**What is expected**: For each line in the data below that holds "الحربة", return a copy.

[Entries taken from a collection]
++++++++++

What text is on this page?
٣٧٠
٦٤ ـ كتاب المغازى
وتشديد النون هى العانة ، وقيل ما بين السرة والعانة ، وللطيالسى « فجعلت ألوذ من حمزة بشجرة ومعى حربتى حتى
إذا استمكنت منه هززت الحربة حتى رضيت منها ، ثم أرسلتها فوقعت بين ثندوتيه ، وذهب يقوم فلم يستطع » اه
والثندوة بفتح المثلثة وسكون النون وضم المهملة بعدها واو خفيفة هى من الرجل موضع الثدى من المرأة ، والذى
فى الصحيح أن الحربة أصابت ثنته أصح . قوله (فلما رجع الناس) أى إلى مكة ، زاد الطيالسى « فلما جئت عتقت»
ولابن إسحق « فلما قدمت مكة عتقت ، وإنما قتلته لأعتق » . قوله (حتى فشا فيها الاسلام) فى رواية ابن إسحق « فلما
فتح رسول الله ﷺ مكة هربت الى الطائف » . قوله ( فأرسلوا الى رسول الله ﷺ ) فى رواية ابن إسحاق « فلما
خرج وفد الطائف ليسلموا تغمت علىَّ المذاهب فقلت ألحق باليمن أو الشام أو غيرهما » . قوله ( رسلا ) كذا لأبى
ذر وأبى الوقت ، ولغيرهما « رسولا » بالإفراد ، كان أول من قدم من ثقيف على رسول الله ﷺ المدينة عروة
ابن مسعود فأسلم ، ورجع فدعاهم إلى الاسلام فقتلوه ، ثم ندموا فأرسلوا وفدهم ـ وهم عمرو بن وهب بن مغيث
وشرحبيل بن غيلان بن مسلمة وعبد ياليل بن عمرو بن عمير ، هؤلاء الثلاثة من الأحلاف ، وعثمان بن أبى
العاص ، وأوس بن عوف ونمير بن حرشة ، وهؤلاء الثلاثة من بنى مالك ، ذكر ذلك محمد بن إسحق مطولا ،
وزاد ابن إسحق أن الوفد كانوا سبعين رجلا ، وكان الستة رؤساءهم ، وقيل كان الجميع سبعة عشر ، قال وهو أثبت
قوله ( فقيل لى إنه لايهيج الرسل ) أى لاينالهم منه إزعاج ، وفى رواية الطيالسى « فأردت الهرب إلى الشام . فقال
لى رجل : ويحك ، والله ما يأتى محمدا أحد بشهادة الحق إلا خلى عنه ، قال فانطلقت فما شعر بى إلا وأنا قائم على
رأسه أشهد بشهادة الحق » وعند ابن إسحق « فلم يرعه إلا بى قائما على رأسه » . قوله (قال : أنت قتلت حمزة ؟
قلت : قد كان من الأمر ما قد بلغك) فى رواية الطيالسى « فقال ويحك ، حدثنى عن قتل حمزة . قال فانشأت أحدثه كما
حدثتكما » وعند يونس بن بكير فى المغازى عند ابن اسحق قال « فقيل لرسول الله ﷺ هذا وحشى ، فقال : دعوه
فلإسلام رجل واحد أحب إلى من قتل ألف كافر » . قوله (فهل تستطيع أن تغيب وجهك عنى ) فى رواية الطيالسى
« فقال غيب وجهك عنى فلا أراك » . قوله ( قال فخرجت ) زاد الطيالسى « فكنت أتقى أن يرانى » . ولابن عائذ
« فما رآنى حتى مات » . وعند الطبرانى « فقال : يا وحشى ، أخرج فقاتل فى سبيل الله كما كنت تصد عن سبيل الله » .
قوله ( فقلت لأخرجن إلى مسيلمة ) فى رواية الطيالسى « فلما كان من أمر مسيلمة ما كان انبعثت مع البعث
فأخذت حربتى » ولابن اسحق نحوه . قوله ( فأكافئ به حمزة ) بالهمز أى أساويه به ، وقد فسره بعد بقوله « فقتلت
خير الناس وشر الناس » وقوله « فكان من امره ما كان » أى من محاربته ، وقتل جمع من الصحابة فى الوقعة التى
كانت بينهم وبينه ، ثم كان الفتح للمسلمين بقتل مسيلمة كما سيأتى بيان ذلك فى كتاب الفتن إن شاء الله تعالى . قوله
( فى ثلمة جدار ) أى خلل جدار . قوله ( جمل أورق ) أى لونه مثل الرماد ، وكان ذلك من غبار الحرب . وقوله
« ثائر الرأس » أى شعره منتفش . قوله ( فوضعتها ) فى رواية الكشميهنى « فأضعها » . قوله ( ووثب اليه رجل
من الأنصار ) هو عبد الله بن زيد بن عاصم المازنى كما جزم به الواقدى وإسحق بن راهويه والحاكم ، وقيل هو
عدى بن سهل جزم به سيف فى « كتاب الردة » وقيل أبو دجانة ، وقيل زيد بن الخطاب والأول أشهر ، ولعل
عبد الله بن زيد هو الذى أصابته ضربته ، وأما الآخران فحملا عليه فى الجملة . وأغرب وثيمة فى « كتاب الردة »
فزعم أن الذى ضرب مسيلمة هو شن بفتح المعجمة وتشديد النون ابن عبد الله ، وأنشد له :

++++++++++

**Written response**:
إذا استمكنت منه هززت الحربة حتى رضيت منها ، ثم أرسلتها فوقعت بين ثندوتيه ، وذهب يقوم فلم يستطع » اه
فى الصحيح أن الحربة أصابت ثنته أصح . قوله (فلما رجع الناس) أى إلى مكة ، زاد الطيالسى « فلما جئت عتقت»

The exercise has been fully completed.